═══ STORED RECORDS ═══

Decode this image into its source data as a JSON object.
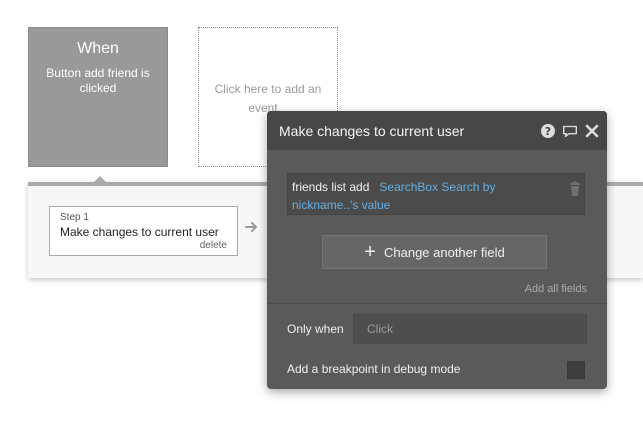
{
  "event": {
    "title": "When",
    "description": "Button add friend is clicked",
    "add_placeholder": "Click here to add an event..."
  },
  "step": {
    "number_label": "Step 1",
    "title": "Make changes to current user",
    "delete_label": "delete"
  },
  "panel": {
    "title": "Make changes to current user",
    "icons": [
      "help-icon",
      "comment-icon",
      "close-icon",
      "trash-icon",
      "arrow-right-icon",
      "plus-icon"
    ],
    "field": {
      "name": "friends list add",
      "value": "SearchBox Search by nickname..'s value"
    },
    "change_button_label": "Change another field",
    "add_all_label": "Add all fields",
    "only_when_label": "Only when",
    "only_when_placeholder": "Click",
    "breakpoint_label": "Add a breakpoint in debug mode"
  },
  "colors": {
    "event_card": "#999999",
    "panel_bg": "#5a5a5a",
    "panel_header": "#474747",
    "link_blue": "#66aee3"
  }
}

═══

▶ **GOAL**:
Copy all the records above exactly, but leave out the pictures.

▶ **ANSWER TO THIS EXERCISE**:
Decode this image into its source data as a JSON object.
{
  "event": {
    "title": "When",
    "description": "Button add friend is clicked",
    "add_placeholder": "Click here to add an event..."
  },
  "step": {
    "number_label": "Step 1",
    "title": "Make changes to current user",
    "delete_label": "delete"
  },
  "panel": {
    "title": "Make changes to current user",
    "icons": [
      "help-icon",
      "comment-icon",
      "close-icon",
      "trash-icon",
      "arrow-right-icon",
      "plus-icon"
    ],
    "field": {
      "name": "friends list add",
      "value": "SearchBox Search by nickname..'s value"
    },
    "change_button_label": "Change another field",
    "add_all_label": "Add all fields",
    "only_when_label": "Only when",
    "only_when_placeholder": "Click",
    "breakpoint_label": "Add a breakpoint in debug mode"
  },
  "colors": {
    "event_card": "#999999",
    "panel_bg": "#5a5a5a",
    "panel_header": "#474747",
    "link_blue": "#66aee3"
  }
}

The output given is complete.